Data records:

***

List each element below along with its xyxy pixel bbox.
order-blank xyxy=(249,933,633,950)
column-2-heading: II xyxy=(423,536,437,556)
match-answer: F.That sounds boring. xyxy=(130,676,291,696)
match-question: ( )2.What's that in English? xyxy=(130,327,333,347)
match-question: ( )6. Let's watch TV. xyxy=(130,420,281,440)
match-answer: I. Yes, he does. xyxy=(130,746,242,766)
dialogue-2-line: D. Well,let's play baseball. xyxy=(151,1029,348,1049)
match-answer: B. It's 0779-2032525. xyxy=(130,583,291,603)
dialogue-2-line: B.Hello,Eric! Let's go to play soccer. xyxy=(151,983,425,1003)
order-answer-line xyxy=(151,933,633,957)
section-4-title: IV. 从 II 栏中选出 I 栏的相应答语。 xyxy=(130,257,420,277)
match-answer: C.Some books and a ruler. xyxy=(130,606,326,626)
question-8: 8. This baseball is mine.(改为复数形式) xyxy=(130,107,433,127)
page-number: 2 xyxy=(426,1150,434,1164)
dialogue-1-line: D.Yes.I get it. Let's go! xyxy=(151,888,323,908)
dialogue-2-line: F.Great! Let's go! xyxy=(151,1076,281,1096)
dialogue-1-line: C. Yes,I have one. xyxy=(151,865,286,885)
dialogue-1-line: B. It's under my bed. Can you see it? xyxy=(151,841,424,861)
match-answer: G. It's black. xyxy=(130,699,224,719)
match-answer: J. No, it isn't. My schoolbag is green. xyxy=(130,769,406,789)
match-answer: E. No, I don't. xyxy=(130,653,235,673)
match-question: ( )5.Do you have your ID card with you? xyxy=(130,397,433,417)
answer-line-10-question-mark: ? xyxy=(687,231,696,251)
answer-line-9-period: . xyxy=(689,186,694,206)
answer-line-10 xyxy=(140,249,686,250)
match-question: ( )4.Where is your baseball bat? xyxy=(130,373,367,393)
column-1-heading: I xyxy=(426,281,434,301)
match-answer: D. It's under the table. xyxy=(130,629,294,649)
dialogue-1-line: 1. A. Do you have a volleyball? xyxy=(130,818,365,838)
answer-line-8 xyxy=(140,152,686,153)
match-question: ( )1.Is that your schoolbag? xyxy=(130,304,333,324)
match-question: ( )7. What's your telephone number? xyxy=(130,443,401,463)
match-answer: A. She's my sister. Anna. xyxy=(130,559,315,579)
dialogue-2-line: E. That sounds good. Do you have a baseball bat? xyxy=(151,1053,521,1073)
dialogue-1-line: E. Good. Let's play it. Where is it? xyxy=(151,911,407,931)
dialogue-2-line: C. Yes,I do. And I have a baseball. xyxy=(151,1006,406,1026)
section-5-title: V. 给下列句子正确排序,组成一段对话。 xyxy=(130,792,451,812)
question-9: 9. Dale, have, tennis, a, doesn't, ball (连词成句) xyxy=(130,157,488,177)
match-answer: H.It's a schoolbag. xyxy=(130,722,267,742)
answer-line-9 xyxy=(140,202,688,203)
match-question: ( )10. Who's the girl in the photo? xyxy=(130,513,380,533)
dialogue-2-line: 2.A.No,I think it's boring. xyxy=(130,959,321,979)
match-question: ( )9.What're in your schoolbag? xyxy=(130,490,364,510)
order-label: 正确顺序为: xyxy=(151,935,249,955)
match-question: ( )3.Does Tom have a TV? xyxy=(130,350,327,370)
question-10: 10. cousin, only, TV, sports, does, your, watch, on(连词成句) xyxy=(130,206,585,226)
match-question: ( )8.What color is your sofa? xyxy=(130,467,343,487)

***

Please edit the entries above by replacing "baseball bat" with "soccer ball" wherever it occurs, leaving everything else unchanged.

### EXERCISE RESULT
List each element below along with its xyxy pixel bbox.
order-blank xyxy=(249,933,633,950)
column-2-heading: II xyxy=(423,536,437,556)
match-answer: F.That sounds boring. xyxy=(130,676,291,696)
match-question: ( )2.What's that in English? xyxy=(130,327,333,347)
match-question: ( )6. Let's watch TV. xyxy=(130,420,281,440)
match-answer: I. Yes, he does. xyxy=(130,746,242,766)
dialogue-2-line: D. Well,let's play baseball. xyxy=(151,1029,348,1049)
match-answer: B. It's 0779-2032525. xyxy=(130,583,291,603)
dialogue-2-line: B.Hello,Eric! Let's go to play soccer. xyxy=(151,983,425,1003)
order-answer-line xyxy=(151,933,633,957)
section-4-title: IV. 从 II 栏中选出 I 栏的相应答语。 xyxy=(130,257,420,277)
match-answer: C.Some books and a ruler. xyxy=(130,606,326,626)
question-8: 8. This baseball is mine.(改为复数形式) xyxy=(130,107,433,127)
page-number: 2 xyxy=(426,1150,434,1164)
dialogue-1-line: D.Yes.I get it. Let's go! xyxy=(151,888,323,908)
dialogue-2-line: F.Great! Let's go! xyxy=(151,1076,281,1096)
dialogue-1-line: C. Yes,I have one. xyxy=(151,865,286,885)
dialogue-1-line: B. It's under my bed. Can you see it? xyxy=(151,841,424,861)
match-answer: G. It's black. xyxy=(130,699,224,719)
match-answer: J. No, it isn't. My schoolbag is green. xyxy=(130,769,406,789)
match-answer: E. No, I don't. xyxy=(130,653,235,673)
match-question: ( )5.Do you have your ID card with you? xyxy=(130,397,433,417)
answer-line-10-question-mark: ? xyxy=(687,231,696,251)
answer-line-9-period: . xyxy=(689,186,694,206)
answer-line-10 xyxy=(140,249,686,250)
match-question: ( )4.Where is your soccer ball? xyxy=(130,373,367,393)
column-1-heading: I xyxy=(426,281,434,301)
match-answer: D. It's under the table. xyxy=(130,629,294,649)
dialogue-1-line: 1. A. Do you have a volleyball? xyxy=(130,818,365,838)
answer-line-8 xyxy=(140,152,686,153)
match-question: ( )1.Is that your schoolbag? xyxy=(130,304,333,324)
match-question: ( )7. What's your telephone number? xyxy=(130,443,401,463)
match-answer: A. She's my sister. Anna. xyxy=(130,559,315,579)
dialogue-2-line: E. That sounds good. Do you have a soccer ball? xyxy=(151,1053,521,1073)
dialogue-1-line: E. Good. Let's play it. Where is it? xyxy=(151,911,407,931)
dialogue-2-line: C. Yes,I do. And I have a baseball. xyxy=(151,1006,406,1026)
section-5-title: V. 给下列句子正确排序,组成一段对话。 xyxy=(130,792,451,812)
question-9: 9. Dale, have, tennis, a, doesn't, ball (连词成句) xyxy=(130,157,488,177)
match-answer: H.It's a schoolbag. xyxy=(130,722,267,742)
answer-line-9 xyxy=(140,202,688,203)
match-question: ( )10. Who's the girl in the photo? xyxy=(130,513,380,533)
dialogue-2-line: 2.A.No,I think it's boring. xyxy=(130,959,321,979)
match-question: ( )9.What're in your schoolbag? xyxy=(130,490,364,510)
order-label: 正确顺序为: xyxy=(151,935,249,955)
match-question: ( )3.Does Tom have a TV? xyxy=(130,350,327,370)
question-10: 10. cousin, only, TV, sports, does, your, watch, on(连词成句) xyxy=(130,206,585,226)
match-question: ( )8.What color is your sofa? xyxy=(130,467,343,487)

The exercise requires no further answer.